Brief: Report the count of lines holding "solar" in the records, with no other words.

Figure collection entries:

— BEGIN —

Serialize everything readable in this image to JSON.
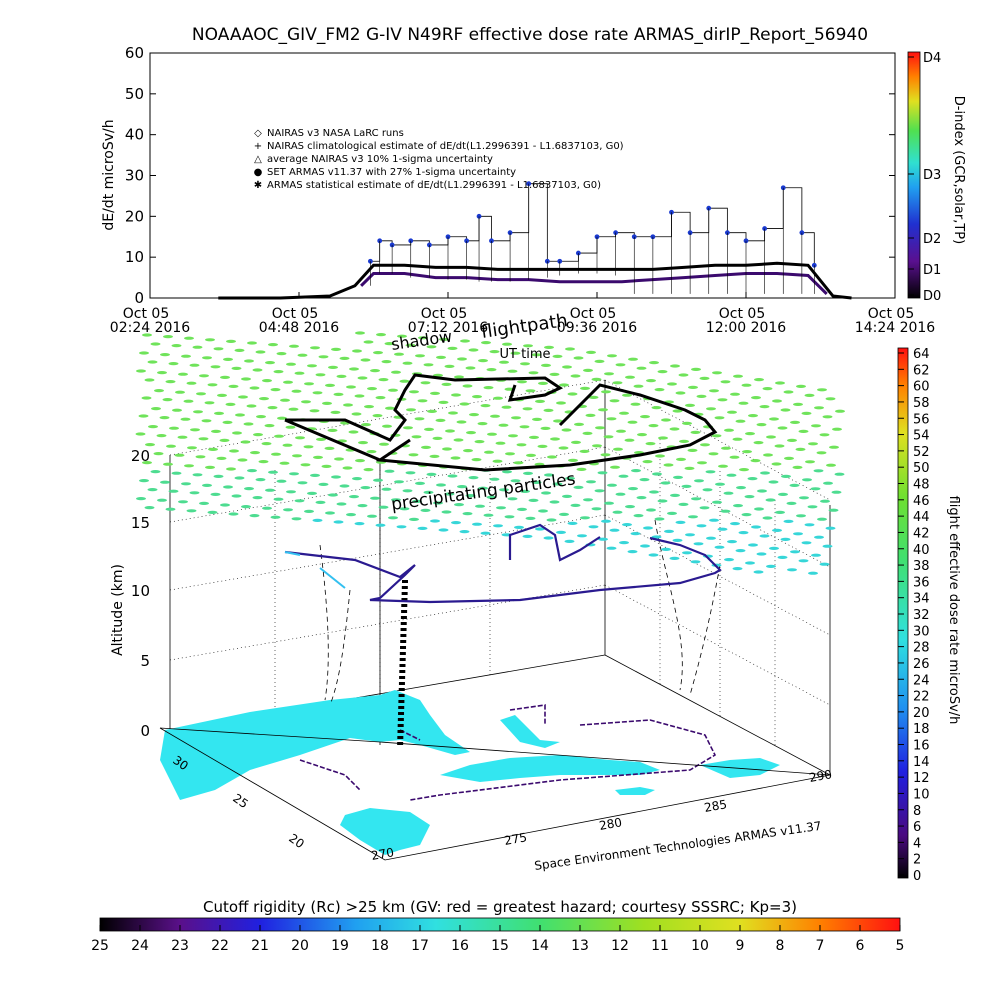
{
  "title": "NOAAAOC_GIV_FM2 G-IV    N49RF   effective dose rate ARMAS_dirIP_Report_56940",
  "colors": {
    "cyan_land": "#33e6f0",
    "dark_purple": "#3b0a6e",
    "green_particles": "#6fe35a",
    "blue_points": "#1a3ad0"
  },
  "top_chart": {
    "ylabel": "dE/dt microSv/h",
    "xlabel": "UT time",
    "yticks": [
      "0",
      "10",
      "20",
      "30",
      "40",
      "50",
      "60"
    ],
    "xticks": [
      {
        "line1": "Oct 05",
        "line2": "02:24 2016"
      },
      {
        "line1": "Oct 05",
        "line2": "04:48 2016"
      },
      {
        "line1": "Oct 05",
        "line2": "07:12 2016"
      },
      {
        "line1": "Oct 05",
        "line2": "09:36 2016"
      },
      {
        "line1": "Oct 05",
        "line2": "12:00 2016"
      },
      {
        "line1": "Oct 05",
        "line2": "14:24 2016"
      }
    ],
    "legend": [
      {
        "symbol": "◇",
        "text": "NAIRAS v3 NASA LaRC runs"
      },
      {
        "symbol": "+",
        "text": "NAIRAS climatological estimate of dE/dt(L1.2996391 - L1.6837103, G0)"
      },
      {
        "symbol": "△",
        "text": "average NAIRAS v3 10% 1-sigma uncertainty"
      },
      {
        "symbol": "●",
        "text": "SET ARMAS v11.37 with 27% 1-sigma uncertainty"
      },
      {
        "symbol": "✱",
        "text": "ARMAS statistical estimate of dE/dt(L1.2996391 - L1.6837103, G0)"
      }
    ],
    "dindex_label": "D-index (GCR,solar,TP)",
    "dindex_ticks": [
      "D0",
      "D1",
      "D2",
      "D3",
      "D4"
    ]
  },
  "chart_data": [
    {
      "type": "scatter",
      "title": "NOAAAOC_GIV_FM2 G-IV    N49RF   effective dose rate ARMAS_dirIP_Report_56940",
      "xlabel": "UT time",
      "ylabel": "dE/dt microSv/h",
      "ylim": [
        0,
        60
      ],
      "xlim": [
        "Oct 05 02:24 2016",
        "Oct 05 14:24 2016"
      ],
      "x_unit": "hours UT (Oct 05 2016)",
      "series": [
        {
          "name": "SET ARMAS v11.37 with 27% 1-sigma uncertainty",
          "x": [
            5.95,
            6.1,
            6.3,
            6.6,
            6.9,
            7.2,
            7.5,
            7.7,
            7.9,
            8.2,
            8.5,
            8.8,
            9.0,
            9.3,
            9.6,
            9.9,
            10.2,
            10.5,
            10.8,
            11.1,
            11.4,
            11.7,
            12.0,
            12.3,
            12.6,
            12.9,
            13.1
          ],
          "y": [
            9,
            14,
            13,
            14,
            13,
            15,
            14,
            20,
            14,
            16,
            28,
            9,
            9,
            11,
            15,
            16,
            15,
            15,
            21,
            16,
            22,
            16,
            14,
            17,
            27,
            16,
            8
          ]
        },
        {
          "name": "NAIRAS climatological estimate of dE/dt(L1.2996391 - L1.6837103, G0)",
          "x": [
            3.5,
            4.5,
            5.3,
            5.7,
            6.0,
            6.5,
            7.0,
            7.5,
            8.0,
            8.5,
            9.0,
            9.5,
            10.0,
            10.5,
            11.0,
            11.5,
            12.0,
            12.5,
            13.0,
            13.4,
            13.7
          ],
          "y": [
            0,
            0,
            0.5,
            3,
            8,
            8,
            7.5,
            7.5,
            7,
            7,
            7,
            7,
            7,
            7,
            7.5,
            8,
            8,
            8.5,
            8,
            0.5,
            0
          ]
        },
        {
          "name": "ARMAS statistical estimate of dE/dt(L1.2996391 - L1.6837103, G0)",
          "x": [
            5.8,
            6.0,
            6.5,
            7.0,
            7.5,
            8.0,
            8.5,
            9.0,
            9.5,
            10.0,
            10.5,
            11.0,
            11.5,
            12.0,
            12.5,
            13.0,
            13.3
          ],
          "y": [
            3,
            6,
            6,
            5,
            5,
            4.5,
            4.5,
            4,
            4,
            4,
            4.5,
            5,
            5.5,
            6,
            6,
            5.5,
            1
          ]
        }
      ],
      "colorbar": {
        "label": "D-index (GCR,solar,TP)",
        "ticks": [
          "D0",
          "D1",
          "D2",
          "D3",
          "D4"
        ]
      }
    },
    {
      "type": "scatter",
      "title": "flightpath",
      "zlabel": "Altitude (km)",
      "zticks": [
        0,
        5,
        10,
        15,
        20
      ],
      "lat_ticks": [
        20,
        25,
        30
      ],
      "lon_ticks": [
        270,
        275,
        280,
        285,
        290
      ],
      "annotations": [
        "shadow",
        "flightpath",
        "precipitating particles",
        "UT time"
      ],
      "colorbar": {
        "label": "flight effective dose rate microSv/h",
        "range": [
          0,
          64
        ],
        "ticks": [
          0,
          2,
          4,
          6,
          8,
          10,
          12,
          14,
          16,
          18,
          20,
          22,
          24,
          26,
          28,
          30,
          32,
          34,
          36,
          38,
          40,
          42,
          44,
          46,
          48,
          50,
          52,
          54,
          56,
          58,
          60,
          62,
          64
        ]
      }
    },
    {
      "type": "heatmap",
      "title": "Cutoff rigidity (Rc) >25 km (GV: red = greatest hazard; courtesy SSSRC; Kp=3)",
      "colorbar": {
        "ticks": [
          25,
          24,
          23,
          22,
          21,
          20,
          19,
          18,
          17,
          16,
          15,
          14,
          13,
          12,
          11,
          10,
          9,
          8,
          7,
          6,
          5
        ]
      }
    }
  ],
  "three_d": {
    "zlabel": "Altitude (km)",
    "zticks": [
      "0",
      "5",
      "10",
      "15",
      "20"
    ],
    "lat_ticks": [
      "30",
      "25",
      "20"
    ],
    "lon_ticks": [
      "270",
      "275",
      "280",
      "285",
      "290"
    ],
    "shadow_label": "shadow",
    "flightpath_label": "flightpath",
    "particles_label": "precipitating particles",
    "credit": "Space Environment Technologies ARMAS v11.37",
    "colorbar_label": "flight effective dose rate microSv/h",
    "colorbar_ticks": [
      "0",
      "2",
      "4",
      "6",
      "8",
      "10",
      "12",
      "14",
      "16",
      "18",
      "20",
      "22",
      "24",
      "26",
      "28",
      "30",
      "32",
      "34",
      "36",
      "38",
      "40",
      "42",
      "44",
      "46",
      "48",
      "50",
      "52",
      "54",
      "56",
      "58",
      "60",
      "62",
      "64"
    ]
  },
  "bottom_bar": {
    "title": "Cutoff rigidity (Rc) >25 km (GV: red = greatest hazard; courtesy SSSRC; Kp=3)",
    "ticks": [
      "25",
      "24",
      "23",
      "22",
      "21",
      "20",
      "19",
      "18",
      "17",
      "16",
      "15",
      "14",
      "13",
      "12",
      "11",
      "10",
      "9",
      "8",
      "7",
      "6",
      "5"
    ]
  }
}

— END —

Problem solution: 2